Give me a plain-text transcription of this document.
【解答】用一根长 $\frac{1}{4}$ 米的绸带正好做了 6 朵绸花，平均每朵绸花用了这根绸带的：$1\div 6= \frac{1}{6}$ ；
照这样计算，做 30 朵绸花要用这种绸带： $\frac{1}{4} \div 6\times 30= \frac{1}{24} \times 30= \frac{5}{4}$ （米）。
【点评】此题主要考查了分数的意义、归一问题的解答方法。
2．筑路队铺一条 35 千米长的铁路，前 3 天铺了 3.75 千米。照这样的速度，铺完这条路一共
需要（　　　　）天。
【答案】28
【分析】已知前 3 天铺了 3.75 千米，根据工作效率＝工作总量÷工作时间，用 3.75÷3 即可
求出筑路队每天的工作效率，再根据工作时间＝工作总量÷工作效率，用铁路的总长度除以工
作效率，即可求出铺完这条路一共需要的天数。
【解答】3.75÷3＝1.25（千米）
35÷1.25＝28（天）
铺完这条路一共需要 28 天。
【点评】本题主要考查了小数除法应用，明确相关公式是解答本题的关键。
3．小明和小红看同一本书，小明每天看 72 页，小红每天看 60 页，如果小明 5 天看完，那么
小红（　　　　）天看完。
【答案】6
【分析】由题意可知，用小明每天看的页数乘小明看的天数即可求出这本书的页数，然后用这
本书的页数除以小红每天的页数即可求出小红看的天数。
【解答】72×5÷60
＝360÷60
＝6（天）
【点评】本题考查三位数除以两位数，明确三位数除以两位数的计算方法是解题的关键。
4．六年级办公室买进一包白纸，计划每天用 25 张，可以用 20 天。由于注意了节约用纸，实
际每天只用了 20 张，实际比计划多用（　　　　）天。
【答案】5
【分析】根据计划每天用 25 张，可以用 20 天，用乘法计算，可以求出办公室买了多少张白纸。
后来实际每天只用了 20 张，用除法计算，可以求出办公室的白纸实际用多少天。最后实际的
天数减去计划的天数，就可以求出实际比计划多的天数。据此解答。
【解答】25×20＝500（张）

========

Your task is to retype all the records above with nothing left out.

Give me a plain-text transcription of this document.
【解答】用一根长 $\frac{1}{4}$ 米的绸带正好做了 6 朵绸花，平均每朵绸花用了这根绸带的：$1\div 6= \frac{1}{6}$ ；
照这样计算，做 30 朵绸花要用这种绸带： $\frac{1}{4} \div 6\times 30= \frac{1}{24} \times 30= \frac{5}{4}$ （米）。
【点评】此题主要考查了分数的意义、归一问题的解答方法。
2．筑路队铺一条 35 千米长的铁路，前 3 天铺了 3.75 千米。照这样的速度，铺完这条路一共
需要（　　　　）天。
【答案】28
【分析】已知前 3 天铺了 3.75 千米，根据工作效率＝工作总量÷工作时间，用 3.75÷3 即可
求出筑路队每天的工作效率，再根据工作时间＝工作总量÷工作效率，用铁路的总长度除以工
作效率，即可求出铺完这条路一共需要的天数。
【解答】3.75÷3＝1.25（千米）
35÷1.25＝28（天）
铺完这条路一共需要 28 天。
【点评】本题主要考查了小数除法应用，明确相关公式是解答本题的关键。
3．小明和小红看同一本书，小明每天看 72 页，小红每天看 60 页，如果小明 5 天看完，那么
小红（　　　　）天看完。
【答案】6
【分析】由题意可知，用小明每天看的页数乘小明看的天数即可求出这本书的页数，然后用这
本书的页数除以小红每天的页数即可求出小红看的天数。
【解答】72×5÷60
＝360÷60
＝6（天）
【点评】本题考查三位数除以两位数，明确三位数除以两位数的计算方法是解题的关键。
4．六年级办公室买进一包白纸，计划每天用 25 张，可以用 20 天。由于注意了节约用纸，实
际每天只用了 20 张，实际比计划多用（　　　　）天。
【答案】5
【分析】根据计划每天用 25 张，可以用 20 天，用乘法计算，可以求出办公室买了多少张白纸。
后来实际每天只用了 20 张，用除法计算，可以求出办公室的白纸实际用多少天。最后实际的
天数减去计划的天数，就可以求出实际比计划多的天数。据此解答。
【解答】25×20＝500（张）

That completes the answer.